• **JOB**:
Output the records exactly. Include every line.

+--

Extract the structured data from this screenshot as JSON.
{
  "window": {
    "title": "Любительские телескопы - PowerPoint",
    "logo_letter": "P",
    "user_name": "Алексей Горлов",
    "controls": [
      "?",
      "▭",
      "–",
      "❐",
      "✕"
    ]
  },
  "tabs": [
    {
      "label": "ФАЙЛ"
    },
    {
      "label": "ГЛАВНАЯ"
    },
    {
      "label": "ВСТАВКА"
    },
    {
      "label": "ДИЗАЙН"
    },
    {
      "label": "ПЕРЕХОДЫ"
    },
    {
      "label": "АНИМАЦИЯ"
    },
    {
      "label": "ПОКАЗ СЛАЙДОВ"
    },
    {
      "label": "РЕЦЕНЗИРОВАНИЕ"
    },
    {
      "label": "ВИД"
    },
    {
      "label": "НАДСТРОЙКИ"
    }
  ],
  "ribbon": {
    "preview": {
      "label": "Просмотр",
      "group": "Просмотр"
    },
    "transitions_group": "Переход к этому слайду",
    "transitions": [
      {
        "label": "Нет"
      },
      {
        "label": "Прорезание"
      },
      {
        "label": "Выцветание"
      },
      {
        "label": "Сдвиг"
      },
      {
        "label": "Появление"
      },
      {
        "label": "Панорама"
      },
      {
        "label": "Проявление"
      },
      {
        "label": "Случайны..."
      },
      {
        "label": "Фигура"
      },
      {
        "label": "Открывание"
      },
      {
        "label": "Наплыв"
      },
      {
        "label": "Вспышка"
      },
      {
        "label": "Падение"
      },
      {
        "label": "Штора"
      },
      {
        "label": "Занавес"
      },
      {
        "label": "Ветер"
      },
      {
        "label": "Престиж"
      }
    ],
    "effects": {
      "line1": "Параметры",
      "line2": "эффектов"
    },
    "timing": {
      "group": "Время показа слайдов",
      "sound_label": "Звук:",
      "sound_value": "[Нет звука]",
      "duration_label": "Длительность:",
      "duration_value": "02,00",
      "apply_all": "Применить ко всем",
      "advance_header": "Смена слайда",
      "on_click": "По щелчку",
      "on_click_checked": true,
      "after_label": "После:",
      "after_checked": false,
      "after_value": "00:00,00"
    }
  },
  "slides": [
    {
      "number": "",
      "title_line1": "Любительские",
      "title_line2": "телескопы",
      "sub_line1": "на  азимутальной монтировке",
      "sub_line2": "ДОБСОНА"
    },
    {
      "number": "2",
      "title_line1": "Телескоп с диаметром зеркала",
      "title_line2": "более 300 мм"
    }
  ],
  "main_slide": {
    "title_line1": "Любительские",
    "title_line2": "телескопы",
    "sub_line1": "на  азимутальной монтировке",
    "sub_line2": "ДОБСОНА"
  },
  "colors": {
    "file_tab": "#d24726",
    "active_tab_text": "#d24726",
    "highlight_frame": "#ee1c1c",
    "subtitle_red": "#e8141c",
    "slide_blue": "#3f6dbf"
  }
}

+--

• **THE REPLY**:
Extract the structured data from this screenshot as JSON.
{
  "window": {
    "title": "Любительские телескопы - PowerPoint",
    "logo_letter": "P",
    "user_name": "Алексей Горлов",
    "controls": [
      "?",
      "▭",
      "–",
      "❐",
      "✕"
    ]
  },
  "tabs": [
    {
      "label": "ФАЙЛ"
    },
    {
      "label": "ГЛАВНАЯ"
    },
    {
      "label": "ВСТАВКА"
    },
    {
      "label": "ДИЗАЙН"
    },
    {
      "label": "ПЕРЕХОДЫ"
    },
    {
      "label": "АНИМАЦИЯ"
    },
    {
      "label": "ПОКАЗ СЛАЙДОВ"
    },
    {
      "label": "РЕЦЕНЗИРОВАНИЕ"
    },
    {
      "label": "ВИД"
    },
    {
      "label": "НАДСТРОЙКИ"
    }
  ],
  "ribbon": {
    "preview": {
      "label": "Просмотр",
      "group": "Просмотр"
    },
    "transitions_group": "Переход к этому слайду",
    "transitions": [
      {
        "label": "Нет"
      },
      {
        "label": "Прорезание"
      },
      {
        "label": "Выцветание"
      },
      {
        "label": "Сдвиг"
      },
      {
        "label": "Появление"
      },
      {
        "label": "Панорама"
      },
      {
        "label": "Проявление"
      },
      {
        "label": "Случайны..."
      },
      {
        "label": "Фигура"
      },
      {
        "label": "Открывание"
      },
      {
        "label": "Наплыв"
      },
      {
        "label": "Вспышка"
      },
      {
        "label": "Падение"
      },
      {
        "label": "Штора"
      },
      {
        "label": "Занавес"
      },
      {
        "label": "Ветер"
      },
      {
        "label": "Престиж"
      }
    ],
    "effects": {
      "line1": "Параметры",
      "line2": "эффектов"
    },
    "timing": {
      "group": "Время показа слайдов",
      "sound_label": "Звук:",
      "sound_value": "[Нет звука]",
      "duration_label": "Длительность:",
      "duration_value": "02,00",
      "apply_all": "Применить ко всем",
      "advance_header": "Смена слайда",
      "on_click": "По щелчку",
      "on_click_checked": true,
      "after_label": "После:",
      "after_checked": false,
      "after_value": "00:00,00"
    }
  },
  "slides": [
    {
      "number": "",
      "title_line1": "Любительские",
      "title_line2": "телескопы",
      "sub_line1": "на  азимутальной монтировке",
      "sub_line2": "ДОБСОНА"
    },
    {
      "number": "2",
      "title_line1": "Телескоп с диаметром зеркала",
      "title_line2": "более 300 мм"
    }
  ],
  "main_slide": {
    "title_line1": "Любительские",
    "title_line2": "телескопы",
    "sub_line1": "на  азимутальной монтировке",
    "sub_line2": "ДОБСОНА"
  },
  "colors": {
    "file_tab": "#d24726",
    "active_tab_text": "#d24726",
    "highlight_frame": "#ee1c1c",
    "subtitle_red": "#e8141c",
    "slide_blue": "#3f6dbf"
  }
}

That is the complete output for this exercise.